* **Set task**:
Exactly as written, quote every line that follows, skipping the images.

* **Dataset extract**:
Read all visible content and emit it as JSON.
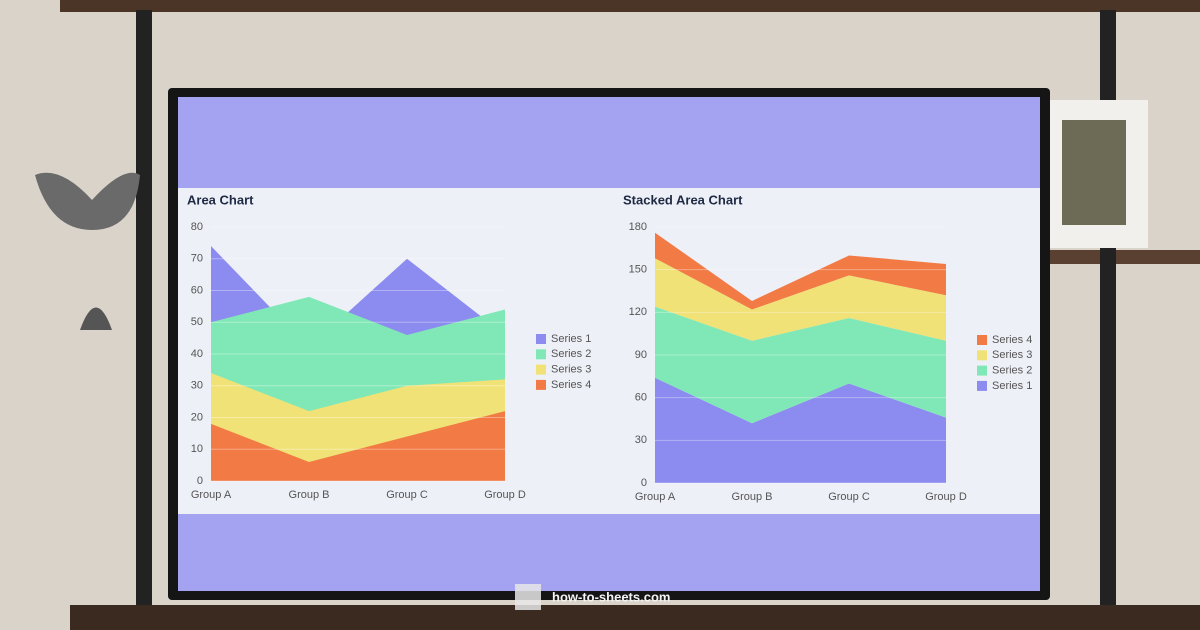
{
  "chart_data": [
    {
      "type": "area",
      "title": "Area Chart",
      "categories": [
        "Group A",
        "Group B",
        "Group C",
        "Group D"
      ],
      "series": [
        {
          "name": "Series 1",
          "color": "#8c8cf0",
          "values": [
            74,
            42,
            70,
            46
          ]
        },
        {
          "name": "Series 2",
          "color": "#80e8b6",
          "values": [
            50,
            58,
            46,
            54
          ]
        },
        {
          "name": "Series 3",
          "color": "#f0e276",
          "values": [
            34,
            22,
            30,
            32
          ]
        },
        {
          "name": "Series 4",
          "color": "#f27a44",
          "values": [
            18,
            6,
            14,
            22
          ]
        }
      ],
      "ylim": [
        0,
        80
      ],
      "yticks": [
        0,
        10,
        20,
        30,
        40,
        50,
        60,
        70,
        80
      ],
      "grid": true
    },
    {
      "type": "stacked_area",
      "title": "Stacked Area Chart",
      "categories": [
        "Group A",
        "Group B",
        "Group C",
        "Group D"
      ],
      "series": [
        {
          "name": "Series 1",
          "color": "#8c8cf0",
          "values": [
            74,
            42,
            70,
            46
          ]
        },
        {
          "name": "Series 2",
          "color": "#80e8b6",
          "values": [
            50,
            58,
            46,
            54
          ]
        },
        {
          "name": "Series 3",
          "color": "#f0e276",
          "values": [
            34,
            22,
            30,
            32
          ]
        },
        {
          "name": "Series 4",
          "color": "#f27a44",
          "values": [
            18,
            6,
            14,
            22
          ]
        }
      ],
      "ylim": [
        0,
        180
      ],
      "yticks": [
        0,
        30,
        60,
        90,
        120,
        150,
        180
      ],
      "grid": true
    }
  ],
  "watermark": "how-to-sheets.com"
}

* **The completed task**:
Read all visible content and emit it as JSON.
{
  "chart_data": [
    {
      "type": "area",
      "title": "Area Chart",
      "categories": [
        "Group A",
        "Group B",
        "Group C",
        "Group D"
      ],
      "series": [
        {
          "name": "Series 1",
          "color": "#8c8cf0",
          "values": [
            74,
            42,
            70,
            46
          ]
        },
        {
          "name": "Series 2",
          "color": "#80e8b6",
          "values": [
            50,
            58,
            46,
            54
          ]
        },
        {
          "name": "Series 3",
          "color": "#f0e276",
          "values": [
            34,
            22,
            30,
            32
          ]
        },
        {
          "name": "Series 4",
          "color": "#f27a44",
          "values": [
            18,
            6,
            14,
            22
          ]
        }
      ],
      "ylim": [
        0,
        80
      ],
      "yticks": [
        0,
        10,
        20,
        30,
        40,
        50,
        60,
        70,
        80
      ],
      "grid": true
    },
    {
      "type": "stacked_area",
      "title": "Stacked Area Chart",
      "categories": [
        "Group A",
        "Group B",
        "Group C",
        "Group D"
      ],
      "series": [
        {
          "name": "Series 1",
          "color": "#8c8cf0",
          "values": [
            74,
            42,
            70,
            46
          ]
        },
        {
          "name": "Series 2",
          "color": "#80e8b6",
          "values": [
            50,
            58,
            46,
            54
          ]
        },
        {
          "name": "Series 3",
          "color": "#f0e276",
          "values": [
            34,
            22,
            30,
            32
          ]
        },
        {
          "name": "Series 4",
          "color": "#f27a44",
          "values": [
            18,
            6,
            14,
            22
          ]
        }
      ],
      "ylim": [
        0,
        180
      ],
      "yticks": [
        0,
        30,
        60,
        90,
        120,
        150,
        180
      ],
      "grid": true
    }
  ],
  "watermark": "how-to-sheets.com"
}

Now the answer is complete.